> DIRECTIVE
Write out the material exactly, without any of its pictures.
* Start INPUT RECORDS *
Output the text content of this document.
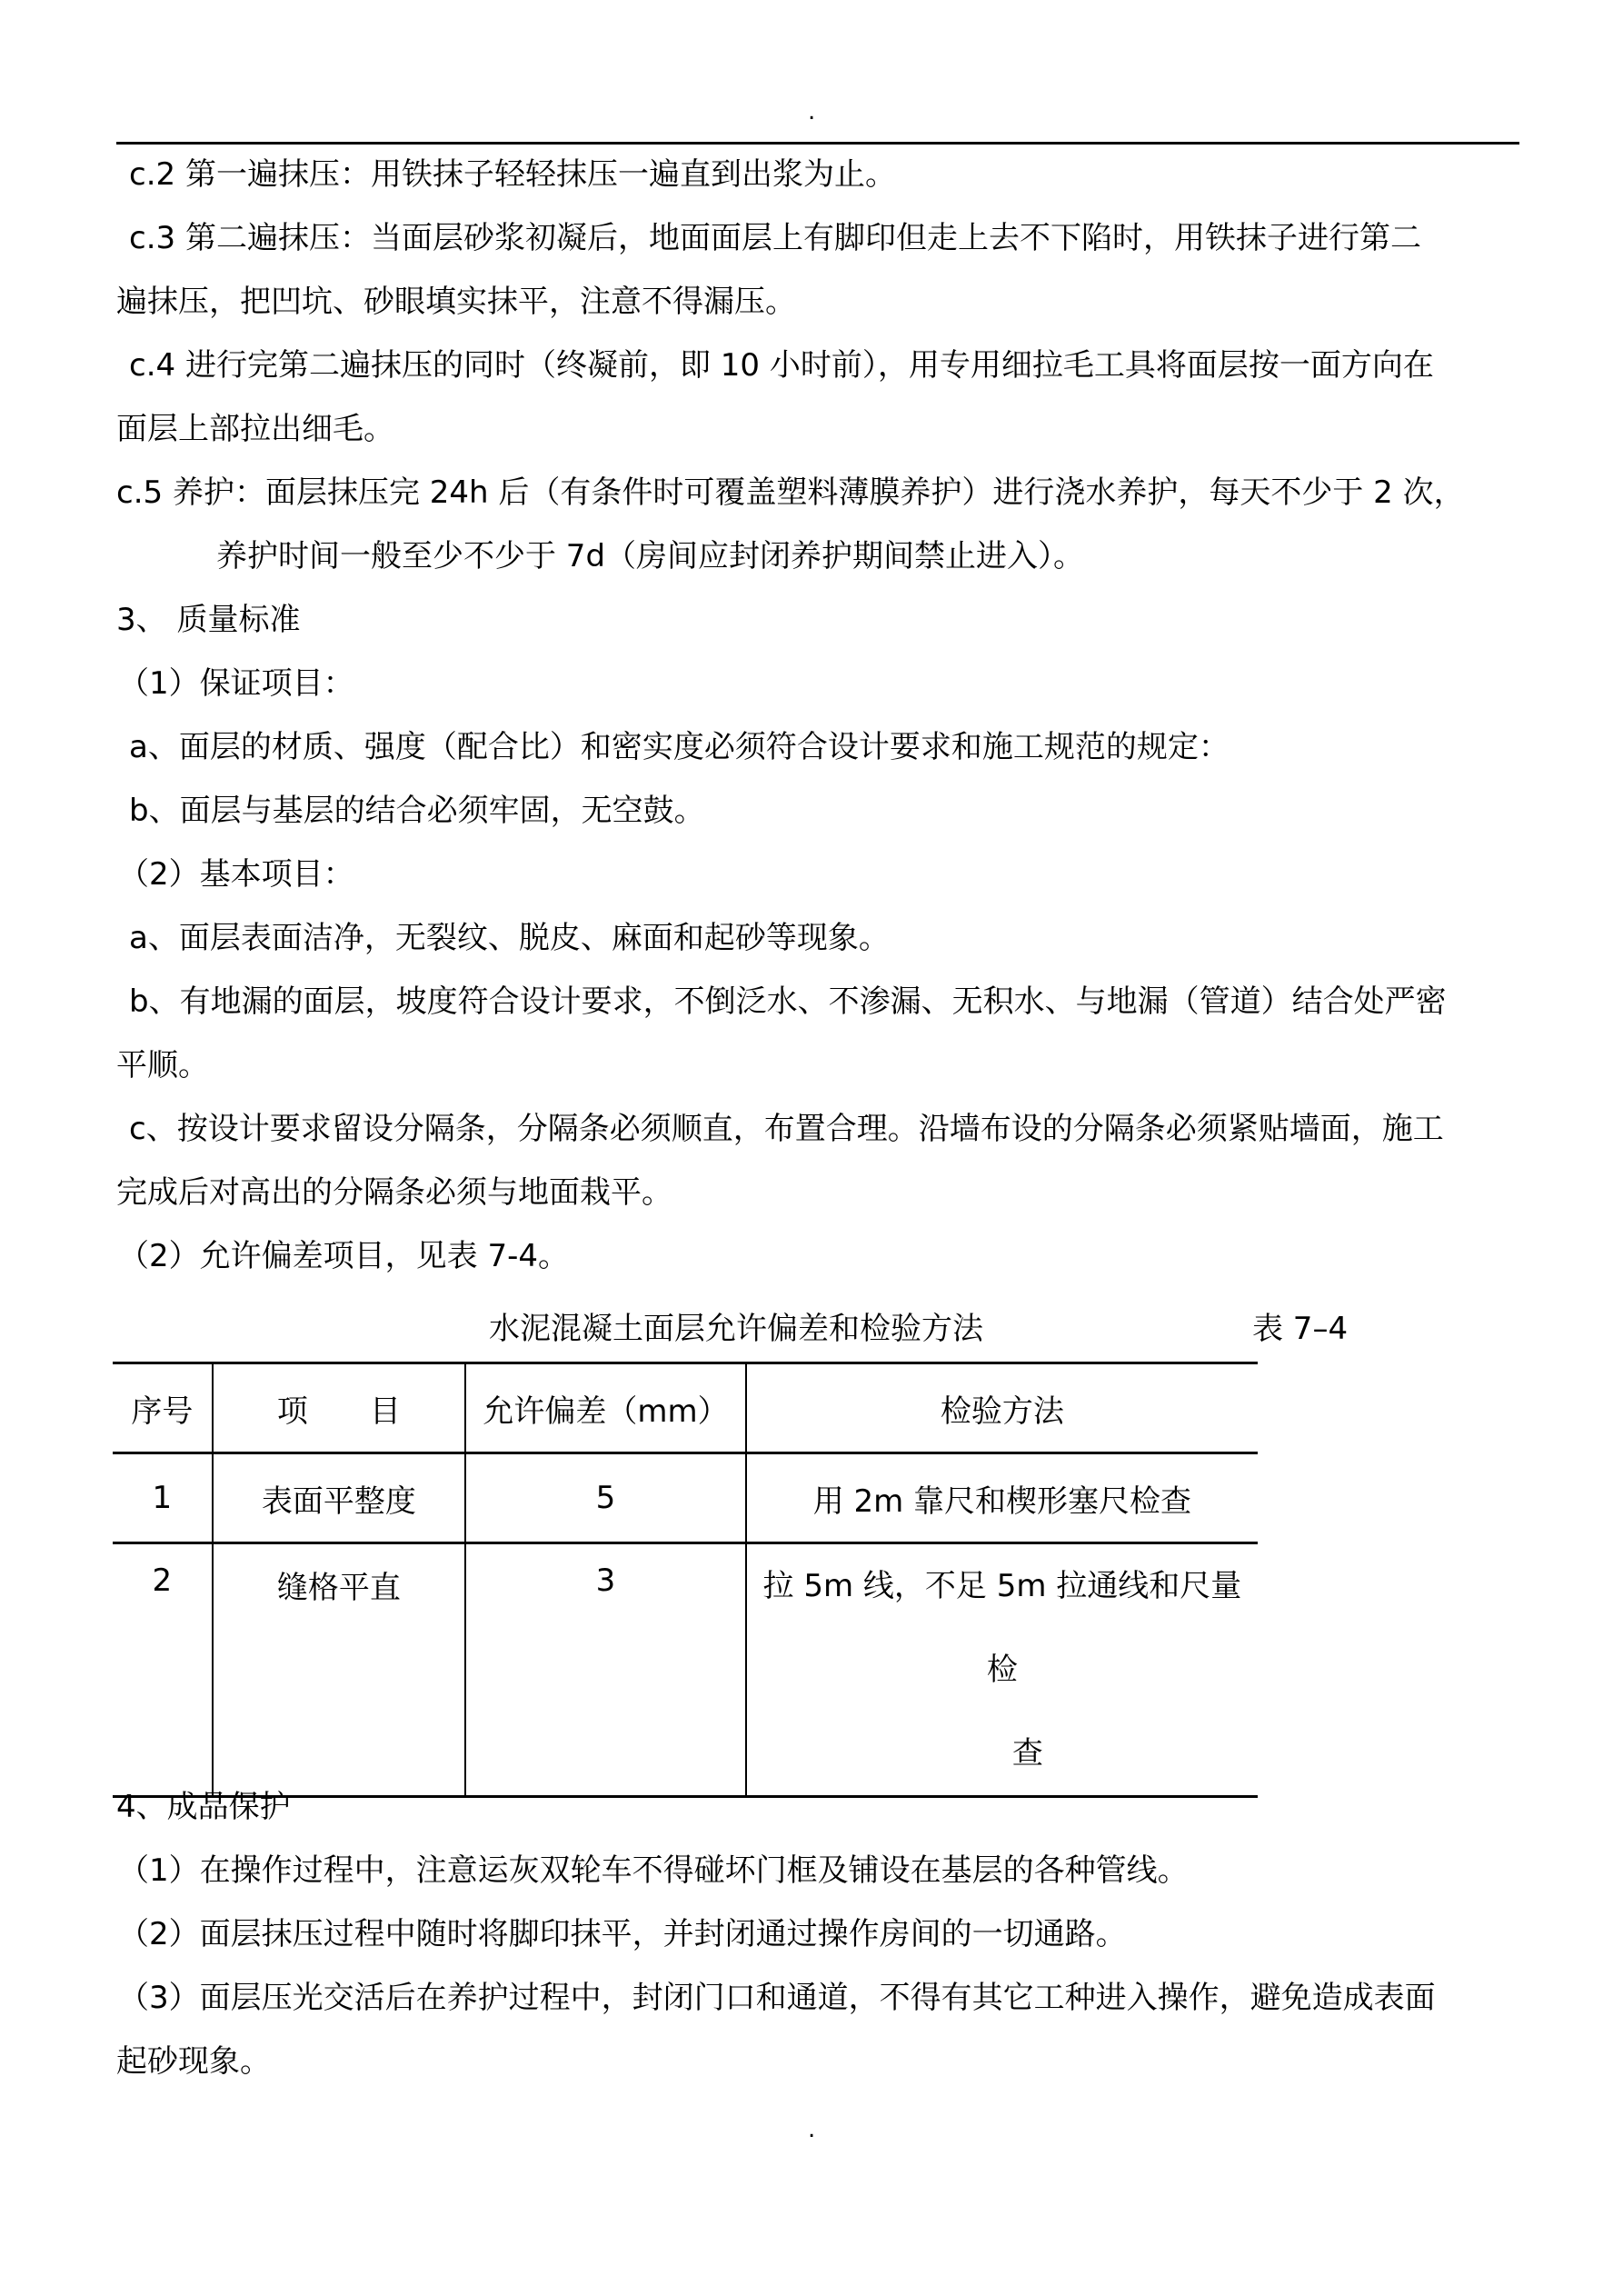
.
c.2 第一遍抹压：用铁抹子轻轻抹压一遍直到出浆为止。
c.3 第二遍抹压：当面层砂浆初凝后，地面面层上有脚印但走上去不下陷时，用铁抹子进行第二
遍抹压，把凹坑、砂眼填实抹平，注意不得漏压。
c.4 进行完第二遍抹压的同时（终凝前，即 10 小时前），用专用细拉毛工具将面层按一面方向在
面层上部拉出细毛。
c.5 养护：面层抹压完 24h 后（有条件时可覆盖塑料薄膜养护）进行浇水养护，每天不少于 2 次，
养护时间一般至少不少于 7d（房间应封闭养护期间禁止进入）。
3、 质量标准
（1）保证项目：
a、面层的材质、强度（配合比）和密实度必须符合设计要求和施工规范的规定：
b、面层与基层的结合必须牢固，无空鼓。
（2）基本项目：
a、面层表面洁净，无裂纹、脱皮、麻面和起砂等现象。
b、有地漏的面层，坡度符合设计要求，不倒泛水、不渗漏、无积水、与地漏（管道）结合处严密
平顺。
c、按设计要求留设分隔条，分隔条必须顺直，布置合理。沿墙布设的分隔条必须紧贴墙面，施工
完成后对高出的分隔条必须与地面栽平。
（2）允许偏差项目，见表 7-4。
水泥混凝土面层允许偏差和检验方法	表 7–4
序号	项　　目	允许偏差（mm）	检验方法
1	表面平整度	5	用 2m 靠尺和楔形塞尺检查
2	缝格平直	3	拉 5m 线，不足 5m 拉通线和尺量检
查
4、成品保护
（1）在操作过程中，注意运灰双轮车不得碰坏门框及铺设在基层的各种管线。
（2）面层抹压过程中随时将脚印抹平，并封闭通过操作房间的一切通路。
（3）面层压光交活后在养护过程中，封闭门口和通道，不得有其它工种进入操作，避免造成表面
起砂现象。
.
* End INPUT RECORDS *
> THE COMPLETED TASK
Output the text content of this document.
.
c.2 第一遍抹压：用铁抹子轻轻抹压一遍直到出浆为止。
c.3 第二遍抹压：当面层砂浆初凝后，地面面层上有脚印但走上去不下陷时，用铁抹子进行第二
遍抹压，把凹坑、砂眼填实抹平，注意不得漏压。
c.4 进行完第二遍抹压的同时（终凝前，即 10 小时前），用专用细拉毛工具将面层按一面方向在
面层上部拉出细毛。
c.5 养护：面层抹压完 24h 后（有条件时可覆盖塑料薄膜养护）进行浇水养护，每天不少于 2 次，
养护时间一般至少不少于 7d（房间应封闭养护期间禁止进入）。
3、 质量标准
（1）保证项目：
a、面层的材质、强度（配合比）和密实度必须符合设计要求和施工规范的规定：
b、面层与基层的结合必须牢固，无空鼓。
（2）基本项目：
a、面层表面洁净，无裂纹、脱皮、麻面和起砂等现象。
b、有地漏的面层，坡度符合设计要求，不倒泛水、不渗漏、无积水、与地漏（管道）结合处严密
平顺。
c、按设计要求留设分隔条，分隔条必须顺直，布置合理。沿墙布设的分隔条必须紧贴墙面，施工
完成后对高出的分隔条必须与地面栽平。
（2）允许偏差项目，见表 7-4。
水泥混凝土面层允许偏差和检验方法	表 7–4
序号	项　　目	允许偏差（mm）	检验方法
1	表面平整度	5	用 2m 靠尺和楔形塞尺检查
2	缝格平直	3	拉 5m 线，不足 5m 拉通线和尺量检
查
4、成品保护
（1）在操作过程中，注意运灰双轮车不得碰坏门框及铺设在基层的各种管线。
（2）面层抹压过程中随时将脚印抹平，并封闭通过操作房间的一切通路。
（3）面层压光交活后在养护过程中，封闭门口和通道，不得有其它工种进入操作，避免造成表面
起砂现象。
.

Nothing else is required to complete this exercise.